___ Records provided

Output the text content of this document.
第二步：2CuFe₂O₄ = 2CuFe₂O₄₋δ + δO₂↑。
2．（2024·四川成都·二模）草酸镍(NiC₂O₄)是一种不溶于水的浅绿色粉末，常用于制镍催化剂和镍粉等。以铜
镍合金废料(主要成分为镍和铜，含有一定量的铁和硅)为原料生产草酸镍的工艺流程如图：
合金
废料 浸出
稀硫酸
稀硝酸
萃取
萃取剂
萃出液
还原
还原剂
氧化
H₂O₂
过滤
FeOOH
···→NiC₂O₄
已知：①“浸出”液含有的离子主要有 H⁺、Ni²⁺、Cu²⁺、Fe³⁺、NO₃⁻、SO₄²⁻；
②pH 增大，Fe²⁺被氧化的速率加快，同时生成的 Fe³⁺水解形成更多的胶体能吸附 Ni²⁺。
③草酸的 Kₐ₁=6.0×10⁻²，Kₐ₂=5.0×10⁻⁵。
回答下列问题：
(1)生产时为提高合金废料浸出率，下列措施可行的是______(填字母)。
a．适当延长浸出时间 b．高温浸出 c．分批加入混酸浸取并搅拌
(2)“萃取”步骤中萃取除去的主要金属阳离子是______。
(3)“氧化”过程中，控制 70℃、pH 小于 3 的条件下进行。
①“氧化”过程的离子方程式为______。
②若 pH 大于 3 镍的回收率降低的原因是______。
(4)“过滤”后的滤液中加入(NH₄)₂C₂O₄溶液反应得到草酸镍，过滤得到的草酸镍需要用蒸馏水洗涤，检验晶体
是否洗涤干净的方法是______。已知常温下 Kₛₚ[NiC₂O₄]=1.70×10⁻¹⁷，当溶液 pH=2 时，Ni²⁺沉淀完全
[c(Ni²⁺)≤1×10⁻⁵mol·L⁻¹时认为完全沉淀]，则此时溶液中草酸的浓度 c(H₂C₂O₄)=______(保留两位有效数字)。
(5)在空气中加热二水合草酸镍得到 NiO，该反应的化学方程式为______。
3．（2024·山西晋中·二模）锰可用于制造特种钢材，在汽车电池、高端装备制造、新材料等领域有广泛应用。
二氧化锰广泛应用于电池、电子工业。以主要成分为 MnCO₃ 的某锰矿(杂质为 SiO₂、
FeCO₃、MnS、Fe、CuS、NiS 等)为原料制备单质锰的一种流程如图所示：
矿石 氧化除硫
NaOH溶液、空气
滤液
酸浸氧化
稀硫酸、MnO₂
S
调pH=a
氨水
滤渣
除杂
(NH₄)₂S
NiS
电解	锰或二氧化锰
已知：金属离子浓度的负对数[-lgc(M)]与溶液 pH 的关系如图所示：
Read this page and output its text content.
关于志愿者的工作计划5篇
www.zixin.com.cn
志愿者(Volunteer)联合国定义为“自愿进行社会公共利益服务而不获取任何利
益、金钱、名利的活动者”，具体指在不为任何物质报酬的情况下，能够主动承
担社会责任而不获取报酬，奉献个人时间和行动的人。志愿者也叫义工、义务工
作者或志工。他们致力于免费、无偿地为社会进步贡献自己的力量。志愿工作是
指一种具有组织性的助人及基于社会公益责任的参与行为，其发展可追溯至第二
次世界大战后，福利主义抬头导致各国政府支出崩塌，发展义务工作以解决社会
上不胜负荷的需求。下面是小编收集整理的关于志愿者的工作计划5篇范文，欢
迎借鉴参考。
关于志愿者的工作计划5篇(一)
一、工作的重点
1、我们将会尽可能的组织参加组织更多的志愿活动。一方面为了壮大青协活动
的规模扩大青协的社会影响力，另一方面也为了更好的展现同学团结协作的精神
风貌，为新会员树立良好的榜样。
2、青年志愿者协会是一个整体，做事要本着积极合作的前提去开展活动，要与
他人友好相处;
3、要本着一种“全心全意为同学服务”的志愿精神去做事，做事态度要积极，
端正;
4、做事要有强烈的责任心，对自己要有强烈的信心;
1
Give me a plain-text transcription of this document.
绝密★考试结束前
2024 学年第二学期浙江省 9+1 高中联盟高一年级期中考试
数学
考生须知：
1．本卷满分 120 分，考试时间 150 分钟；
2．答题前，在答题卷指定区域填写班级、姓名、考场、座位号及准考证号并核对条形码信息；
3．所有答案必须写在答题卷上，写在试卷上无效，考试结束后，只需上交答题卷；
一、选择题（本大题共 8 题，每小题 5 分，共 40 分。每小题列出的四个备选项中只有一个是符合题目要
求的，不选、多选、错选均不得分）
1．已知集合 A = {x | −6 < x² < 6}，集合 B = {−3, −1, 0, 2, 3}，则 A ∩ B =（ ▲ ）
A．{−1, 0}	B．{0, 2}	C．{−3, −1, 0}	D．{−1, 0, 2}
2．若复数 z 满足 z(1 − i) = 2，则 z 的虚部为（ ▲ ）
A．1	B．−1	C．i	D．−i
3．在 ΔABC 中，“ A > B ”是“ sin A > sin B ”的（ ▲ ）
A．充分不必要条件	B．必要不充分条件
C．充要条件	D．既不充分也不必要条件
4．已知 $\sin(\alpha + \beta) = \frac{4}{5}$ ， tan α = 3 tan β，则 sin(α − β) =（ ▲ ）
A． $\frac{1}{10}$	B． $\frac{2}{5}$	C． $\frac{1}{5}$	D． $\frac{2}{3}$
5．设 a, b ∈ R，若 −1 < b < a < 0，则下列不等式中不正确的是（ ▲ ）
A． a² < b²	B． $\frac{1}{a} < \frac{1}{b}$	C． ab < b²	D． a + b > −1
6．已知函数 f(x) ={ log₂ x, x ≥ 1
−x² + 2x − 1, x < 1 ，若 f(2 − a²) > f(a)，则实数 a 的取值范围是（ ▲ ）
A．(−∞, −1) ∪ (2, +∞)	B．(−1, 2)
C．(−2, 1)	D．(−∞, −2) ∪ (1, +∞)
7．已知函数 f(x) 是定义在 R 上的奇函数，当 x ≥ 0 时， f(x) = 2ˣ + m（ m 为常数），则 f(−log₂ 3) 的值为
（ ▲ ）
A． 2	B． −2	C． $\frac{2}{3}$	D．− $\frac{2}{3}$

______

◆ **Short problem**
Give back exactly the lines from the line holding "Read this page and output its text content." through the last line of the listing, including both.

◆ **Task result**
Read this page and output its text content.
关于志愿者的工作计划5篇
www.zixin.com.cn
志愿者(Volunteer)联合国定义为“自愿进行社会公共利益服务而不获取任何利
益、金钱、名利的活动者”，具体指在不为任何物质报酬的情况下，能够主动承
担社会责任而不获取报酬，奉献个人时间和行动的人。志愿者也叫义工、义务工
作者或志工。他们致力于免费、无偿地为社会进步贡献自己的力量。志愿工作是
指一种具有组织性的助人及基于社会公益责任的参与行为，其发展可追溯至第二
次世界大战后，福利主义抬头导致各国政府支出崩塌，发展义务工作以解决社会
上不胜负荷的需求。下面是小编收集整理的关于志愿者的工作计划5篇范文，欢
迎借鉴参考。
关于志愿者的工作计划5篇(一)
一、工作的重点
1、我们将会尽可能的组织参加组织更多的志愿活动。一方面为了壮大青协活动
的规模扩大青协的社会影响力，另一方面也为了更好的展现同学团结协作的精神
风貌，为新会员树立良好的榜样。
2、青年志愿者协会是一个整体，做事要本着积极合作的前提去开展活动，要与
他人友好相处;
3、要本着一种“全心全意为同学服务”的志愿精神去做事，做事态度要积极，
端正;
4、做事要有强烈的责任心，对自己要有强烈的信心;
1
Give me a plain-text transcription of this document.
绝密★考试结束前
2024 学年第二学期浙江省 9+1 高中联盟高一年级期中考试
数学
考生须知：
1．本卷满分 120 分，考试时间 150 分钟；
2．答题前，在答题卷指定区域填写班级、姓名、考场、座位号及准考证号并核对条形码信息；
3．所有答案必须写在答题卷上，写在试卷上无效，考试结束后，只需上交答题卷；
一、选择题（本大题共 8 题，每小题 5 分，共 40 分。每小题列出的四个备选项中只有一个是符合题目要
求的，不选、多选、错选均不得分）
1．已知集合 A = {x | −6 < x² < 6}，集合 B = {−3, −1, 0, 2, 3}，则 A ∩ B =（ ▲ ）
A．{−1, 0}	B．{0, 2}	C．{−3, −1, 0}	D．{−1, 0, 2}
2．若复数 z 满足 z(1 − i) = 2，则 z 的虚部为（ ▲ ）
A．1	B．−1	C．i	D．−i
3．在 ΔABC 中，“ A > B ”是“ sin A > sin B ”的（ ▲ ）
A．充分不必要条件	B．必要不充分条件
C．充要条件	D．既不充分也不必要条件
4．已知 $\sin(\alpha + \beta) = \frac{4}{5}$ ， tan α = 3 tan β，则 sin(α − β) =（ ▲ ）
A． $\frac{1}{10}$	B． $\frac{2}{5}$	C． $\frac{1}{5}$	D． $\frac{2}{3}$
5．设 a, b ∈ R，若 −1 < b < a < 0，则下列不等式中不正确的是（ ▲ ）
A． a² < b²	B． $\frac{1}{a} < \frac{1}{b}$	C． ab < b²	D． a + b > −1
6．已知函数 f(x) ={ log₂ x, x ≥ 1
−x² + 2x − 1, x < 1 ，若 f(2 − a²) > f(a)，则实数 a 的取值范围是（ ▲ ）
A．(−∞, −1) ∪ (2, +∞)	B．(−1, 2)
C．(−2, 1)	D．(−∞, −2) ∪ (1, +∞)
7．已知函数 f(x) 是定义在 R 上的奇函数，当 x ≥ 0 时， f(x) = 2ˣ + m（ m 为常数），则 f(−log₂ 3) 的值为
（ ▲ ）
A． 2	B． −2	C． $\frac{2}{3}$	D．− $\frac{2}{3}$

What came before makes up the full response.